## REQUIRED TASK
Write out each entry again. Keep every word exactly as it is.

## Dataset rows
***

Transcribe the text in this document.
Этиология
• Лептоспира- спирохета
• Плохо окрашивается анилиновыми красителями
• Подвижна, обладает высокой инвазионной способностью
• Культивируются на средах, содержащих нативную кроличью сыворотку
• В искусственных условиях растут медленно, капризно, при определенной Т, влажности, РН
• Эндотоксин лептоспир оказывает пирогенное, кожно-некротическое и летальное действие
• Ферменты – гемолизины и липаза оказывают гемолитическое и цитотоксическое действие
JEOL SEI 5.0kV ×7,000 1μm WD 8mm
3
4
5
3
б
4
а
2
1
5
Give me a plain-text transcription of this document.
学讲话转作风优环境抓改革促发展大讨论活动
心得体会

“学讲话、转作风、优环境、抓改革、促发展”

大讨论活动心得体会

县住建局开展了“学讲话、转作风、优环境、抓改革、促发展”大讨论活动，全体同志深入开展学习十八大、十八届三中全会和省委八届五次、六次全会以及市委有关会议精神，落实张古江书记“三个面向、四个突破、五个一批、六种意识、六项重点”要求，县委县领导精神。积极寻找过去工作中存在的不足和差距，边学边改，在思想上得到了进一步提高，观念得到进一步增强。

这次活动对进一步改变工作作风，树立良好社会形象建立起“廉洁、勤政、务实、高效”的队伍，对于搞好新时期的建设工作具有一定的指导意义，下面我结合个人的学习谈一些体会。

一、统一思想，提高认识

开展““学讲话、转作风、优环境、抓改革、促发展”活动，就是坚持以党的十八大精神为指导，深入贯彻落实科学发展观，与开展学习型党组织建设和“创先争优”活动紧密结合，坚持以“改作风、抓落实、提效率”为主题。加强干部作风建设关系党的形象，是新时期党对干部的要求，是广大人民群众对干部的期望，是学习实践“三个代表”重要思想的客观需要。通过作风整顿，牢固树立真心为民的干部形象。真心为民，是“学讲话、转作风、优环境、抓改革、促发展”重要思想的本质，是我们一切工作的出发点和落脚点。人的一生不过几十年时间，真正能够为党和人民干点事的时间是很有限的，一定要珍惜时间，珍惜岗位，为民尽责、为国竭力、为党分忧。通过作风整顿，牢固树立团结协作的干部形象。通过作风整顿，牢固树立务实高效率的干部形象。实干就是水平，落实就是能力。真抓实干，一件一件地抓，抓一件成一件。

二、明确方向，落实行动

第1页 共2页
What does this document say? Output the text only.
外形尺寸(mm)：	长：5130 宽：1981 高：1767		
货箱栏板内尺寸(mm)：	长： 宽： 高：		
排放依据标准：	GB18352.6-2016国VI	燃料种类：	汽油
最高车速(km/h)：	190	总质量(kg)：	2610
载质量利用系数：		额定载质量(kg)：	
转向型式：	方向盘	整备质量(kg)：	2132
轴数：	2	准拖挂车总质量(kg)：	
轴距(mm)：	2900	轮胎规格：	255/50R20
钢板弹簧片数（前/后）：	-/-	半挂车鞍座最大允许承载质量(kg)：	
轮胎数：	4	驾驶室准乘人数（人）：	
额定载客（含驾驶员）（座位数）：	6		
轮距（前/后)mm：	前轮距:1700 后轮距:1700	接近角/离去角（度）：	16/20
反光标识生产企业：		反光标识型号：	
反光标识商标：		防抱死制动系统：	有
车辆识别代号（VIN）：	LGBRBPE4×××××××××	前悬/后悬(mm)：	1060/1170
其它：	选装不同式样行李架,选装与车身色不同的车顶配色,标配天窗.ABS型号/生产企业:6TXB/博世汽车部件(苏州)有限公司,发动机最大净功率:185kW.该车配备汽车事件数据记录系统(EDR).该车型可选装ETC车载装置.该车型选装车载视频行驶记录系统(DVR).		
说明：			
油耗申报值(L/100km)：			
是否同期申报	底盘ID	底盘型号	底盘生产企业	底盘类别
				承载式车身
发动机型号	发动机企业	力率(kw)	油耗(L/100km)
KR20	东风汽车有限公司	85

***

## FULL OUTPUT
Transcribe the text in this document.
Этиология
• Лептоспира- спирохета
• Плохо окрашивается анилиновыми красителями
• Подвижна, обладает высокой инвазионной способностью
• Культивируются на средах, содержащих нативную кроличью сыворотку
• В искусственных условиях растут медленно, капризно, при определенной Т, влажности, РН
• Эндотоксин лептоспир оказывает пирогенное, кожно-некротическое и летальное действие
• Ферменты – гемолизины и липаза оказывают гемолитическое и цитотоксическое действие
JEOL SEI 5.0kV ×7,000 1μm WD 8mm
3
4
5
3
б
4
а
2
1
5
Give me a plain-text transcription of this document.
学讲话转作风优环境抓改革促发展大讨论活动
心得体会

“学讲话、转作风、优环境、抓改革、促发展”

大讨论活动心得体会

县住建局开展了“学讲话、转作风、优环境、抓改革、促发展”大讨论活动，全体同志深入开展学习十八大、十八届三中全会和省委八届五次、六次全会以及市委有关会议精神，落实张古江书记“三个面向、四个突破、五个一批、六种意识、六项重点”要求，县委县领导精神。积极寻找过去工作中存在的不足和差距，边学边改，在思想上得到了进一步提高，观念得到进一步增强。

这次活动对进一步改变工作作风，树立良好社会形象建立起“廉洁、勤政、务实、高效”的队伍，对于搞好新时期的建设工作具有一定的指导意义，下面我结合个人的学习谈一些体会。

一、统一思想，提高认识

开展““学讲话、转作风、优环境、抓改革、促发展”活动，就是坚持以党的十八大精神为指导，深入贯彻落实科学发展观，与开展学习型党组织建设和“创先争优”活动紧密结合，坚持以“改作风、抓落实、提效率”为主题。加强干部作风建设关系党的形象，是新时期党对干部的要求，是广大人民群众对干部的期望，是学习实践“三个代表”重要思想的客观需要。通过作风整顿，牢固树立真心为民的干部形象。真心为民，是“学讲话、转作风、优环境、抓改革、促发展”重要思想的本质，是我们一切工作的出发点和落脚点。人的一生不过几十年时间，真正能够为党和人民干点事的时间是很有限的，一定要珍惜时间，珍惜岗位，为民尽责、为国竭力、为党分忧。通过作风整顿，牢固树立团结协作的干部形象。通过作风整顿，牢固树立务实高效率的干部形象。实干就是水平，落实就是能力。真抓实干，一件一件地抓，抓一件成一件。

二、明确方向，落实行动

第1页 共2页
What does this document say? Output the text only.
外形尺寸(mm)：	长：5130 宽：1981 高：1767		
货箱栏板内尺寸(mm)：	长： 宽： 高：		
排放依据标准：	GB18352.6-2016国VI	燃料种类：	汽油
最高车速(km/h)：	190	总质量(kg)：	2610
载质量利用系数：		额定载质量(kg)：	
转向型式：	方向盘	整备质量(kg)：	2132
轴数：	2	准拖挂车总质量(kg)：	
轴距(mm)：	2900	轮胎规格：	255/50R20
钢板弹簧片数（前/后）：	-/-	半挂车鞍座最大允许承载质量(kg)：	
轮胎数：	4	驾驶室准乘人数（人）：	
额定载客（含驾驶员）（座位数）：	6		
轮距（前/后)mm：	前轮距:1700 后轮距:1700	接近角/离去角（度）：	16/20
反光标识生产企业：		反光标识型号：	
反光标识商标：		防抱死制动系统：	有
车辆识别代号（VIN）：	LGBRBPE4×××××××××	前悬/后悬(mm)：	1060/1170
其它：	选装不同式样行李架,选装与车身色不同的车顶配色,标配天窗.ABS型号/生产企业:6TXB/博世汽车部件(苏州)有限公司,发动机最大净功率:185kW.该车配备汽车事件数据记录系统(EDR).该车型可选装ETC车载装置.该车型选装车载视频行驶记录系统(DVR).		
说明：			
油耗申报值(L/100km)：			
是否同期申报	底盘ID	底盘型号	底盘生产企业	底盘类别
				承载式车身
发动机型号	发动机企业	力率(kw)	油耗(L/100km)
KR20	东风汽车有限公司	85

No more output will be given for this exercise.